[Dataset excerpt]
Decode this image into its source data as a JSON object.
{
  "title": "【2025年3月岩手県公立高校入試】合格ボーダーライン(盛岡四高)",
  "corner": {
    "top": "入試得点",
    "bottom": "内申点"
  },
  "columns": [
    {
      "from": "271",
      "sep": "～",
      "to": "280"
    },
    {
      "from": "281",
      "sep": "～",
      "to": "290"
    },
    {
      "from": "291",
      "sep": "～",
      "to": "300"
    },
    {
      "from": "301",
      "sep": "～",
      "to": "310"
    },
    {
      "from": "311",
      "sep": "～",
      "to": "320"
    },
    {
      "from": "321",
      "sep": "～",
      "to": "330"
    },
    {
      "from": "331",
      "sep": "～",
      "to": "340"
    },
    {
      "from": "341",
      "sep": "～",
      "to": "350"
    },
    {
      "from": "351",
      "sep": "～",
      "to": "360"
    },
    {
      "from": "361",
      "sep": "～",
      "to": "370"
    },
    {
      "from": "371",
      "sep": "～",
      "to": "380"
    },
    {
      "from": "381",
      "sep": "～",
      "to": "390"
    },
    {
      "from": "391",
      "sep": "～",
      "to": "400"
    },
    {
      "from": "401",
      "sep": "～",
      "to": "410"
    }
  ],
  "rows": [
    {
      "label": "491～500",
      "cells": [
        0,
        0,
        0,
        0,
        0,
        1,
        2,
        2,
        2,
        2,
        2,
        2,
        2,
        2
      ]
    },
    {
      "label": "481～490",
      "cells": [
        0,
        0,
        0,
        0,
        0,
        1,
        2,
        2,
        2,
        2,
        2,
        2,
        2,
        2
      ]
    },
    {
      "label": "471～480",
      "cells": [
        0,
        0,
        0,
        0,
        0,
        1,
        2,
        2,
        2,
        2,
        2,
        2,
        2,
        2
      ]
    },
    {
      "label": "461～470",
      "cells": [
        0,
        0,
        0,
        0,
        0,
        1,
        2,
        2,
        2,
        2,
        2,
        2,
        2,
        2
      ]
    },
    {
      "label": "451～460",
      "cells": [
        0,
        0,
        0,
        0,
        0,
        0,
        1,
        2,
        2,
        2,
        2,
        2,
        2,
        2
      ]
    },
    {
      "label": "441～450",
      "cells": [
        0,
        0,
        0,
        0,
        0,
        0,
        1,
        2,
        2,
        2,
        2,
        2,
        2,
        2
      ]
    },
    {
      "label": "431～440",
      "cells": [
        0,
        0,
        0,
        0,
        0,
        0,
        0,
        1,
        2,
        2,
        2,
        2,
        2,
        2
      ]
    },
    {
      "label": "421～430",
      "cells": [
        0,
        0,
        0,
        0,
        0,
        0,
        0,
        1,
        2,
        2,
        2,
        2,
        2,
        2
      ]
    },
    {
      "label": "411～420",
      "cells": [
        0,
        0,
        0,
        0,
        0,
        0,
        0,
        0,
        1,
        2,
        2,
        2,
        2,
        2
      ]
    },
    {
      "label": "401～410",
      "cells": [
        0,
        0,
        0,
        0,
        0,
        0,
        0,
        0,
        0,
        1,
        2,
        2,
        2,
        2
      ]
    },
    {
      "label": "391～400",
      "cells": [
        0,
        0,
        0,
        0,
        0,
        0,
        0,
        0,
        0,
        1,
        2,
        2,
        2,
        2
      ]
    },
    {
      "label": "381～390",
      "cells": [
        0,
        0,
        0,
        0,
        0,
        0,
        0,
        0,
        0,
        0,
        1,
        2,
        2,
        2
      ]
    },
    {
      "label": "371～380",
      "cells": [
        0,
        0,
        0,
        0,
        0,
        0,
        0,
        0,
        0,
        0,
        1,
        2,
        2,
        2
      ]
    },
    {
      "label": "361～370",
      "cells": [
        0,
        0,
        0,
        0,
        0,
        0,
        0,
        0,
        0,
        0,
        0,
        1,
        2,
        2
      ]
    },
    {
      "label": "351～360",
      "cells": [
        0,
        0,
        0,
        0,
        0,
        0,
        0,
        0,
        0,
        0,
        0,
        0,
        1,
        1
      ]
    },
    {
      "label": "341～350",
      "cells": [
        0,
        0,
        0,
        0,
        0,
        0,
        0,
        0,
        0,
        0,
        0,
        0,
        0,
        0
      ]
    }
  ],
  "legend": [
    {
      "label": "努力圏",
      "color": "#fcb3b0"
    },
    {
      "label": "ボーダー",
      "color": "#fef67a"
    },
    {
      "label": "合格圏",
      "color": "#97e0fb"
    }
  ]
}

▶ [TASK STATEMENT] Look through the data above. Copy every line with the string "color" in it.

▶ [COMPLETE RESPONSE]
      "color": "#fcb3b0"
      "color": "#fef67a"
      "color": "#97e0fb"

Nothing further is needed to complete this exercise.